Reproduce the material in full, exactly as written.

— start of Entries —

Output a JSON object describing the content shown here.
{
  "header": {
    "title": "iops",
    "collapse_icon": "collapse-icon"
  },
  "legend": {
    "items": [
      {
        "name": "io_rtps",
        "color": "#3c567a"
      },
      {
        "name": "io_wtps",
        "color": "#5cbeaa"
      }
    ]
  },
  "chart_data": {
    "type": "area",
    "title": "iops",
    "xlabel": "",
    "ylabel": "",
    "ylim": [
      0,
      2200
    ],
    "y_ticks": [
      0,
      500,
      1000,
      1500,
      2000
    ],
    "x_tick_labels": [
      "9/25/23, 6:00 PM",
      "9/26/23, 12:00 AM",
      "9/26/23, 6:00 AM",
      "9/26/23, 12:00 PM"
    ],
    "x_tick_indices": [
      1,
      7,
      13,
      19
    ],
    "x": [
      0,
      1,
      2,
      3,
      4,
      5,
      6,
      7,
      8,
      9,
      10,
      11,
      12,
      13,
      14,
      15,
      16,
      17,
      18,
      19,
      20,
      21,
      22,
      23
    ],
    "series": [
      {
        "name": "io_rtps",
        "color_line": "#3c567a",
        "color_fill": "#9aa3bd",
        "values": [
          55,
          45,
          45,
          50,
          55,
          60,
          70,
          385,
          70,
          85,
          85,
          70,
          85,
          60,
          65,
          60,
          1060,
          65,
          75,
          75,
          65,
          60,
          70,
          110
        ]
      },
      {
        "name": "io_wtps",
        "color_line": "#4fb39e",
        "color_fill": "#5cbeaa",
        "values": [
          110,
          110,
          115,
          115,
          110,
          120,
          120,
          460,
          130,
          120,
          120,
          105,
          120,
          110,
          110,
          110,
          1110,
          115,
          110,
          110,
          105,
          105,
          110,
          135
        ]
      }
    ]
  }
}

— end of Entries —

## Exercise response
Output a JSON object describing the content shown here.
{
  "header": {
    "title": "iops",
    "collapse_icon": "collapse-icon"
  },
  "legend": {
    "items": [
      {
        "name": "io_rtps",
        "color": "#3c567a"
      },
      {
        "name": "io_wtps",
        "color": "#5cbeaa"
      }
    ]
  },
  "chart_data": {
    "type": "area",
    "title": "iops",
    "xlabel": "",
    "ylabel": "",
    "ylim": [
      0,
      2200
    ],
    "y_ticks": [
      0,
      500,
      1000,
      1500,
      2000
    ],
    "x_tick_labels": [
      "9/25/23, 6:00 PM",
      "9/26/23, 12:00 AM",
      "9/26/23, 6:00 AM",
      "9/26/23, 12:00 PM"
    ],
    "x_tick_indices": [
      1,
      7,
      13,
      19
    ],
    "x": [
      0,
      1,
      2,
      3,
      4,
      5,
      6,
      7,
      8,
      9,
      10,
      11,
      12,
      13,
      14,
      15,
      16,
      17,
      18,
      19,
      20,
      21,
      22,
      23
    ],
    "series": [
      {
        "name": "io_rtps",
        "color_line": "#3c567a",
        "color_fill": "#9aa3bd",
        "values": [
          55,
          45,
          45,
          50,
          55,
          60,
          70,
          385,
          70,
          85,
          85,
          70,
          85,
          60,
          65,
          60,
          1060,
          65,
          75,
          75,
          65,
          60,
          70,
          110
        ]
      },
      {
        "name": "io_wtps",
        "color_line": "#4fb39e",
        "color_fill": "#5cbeaa",
        "values": [
          110,
          110,
          115,
          115,
          110,
          120,
          120,
          460,
          130,
          120,
          120,
          105,
          120,
          110,
          110,
          110,
          1110,
          115,
          110,
          110,
          105,
          105,
          110,
          135
        ]
      }
    ]
  }
}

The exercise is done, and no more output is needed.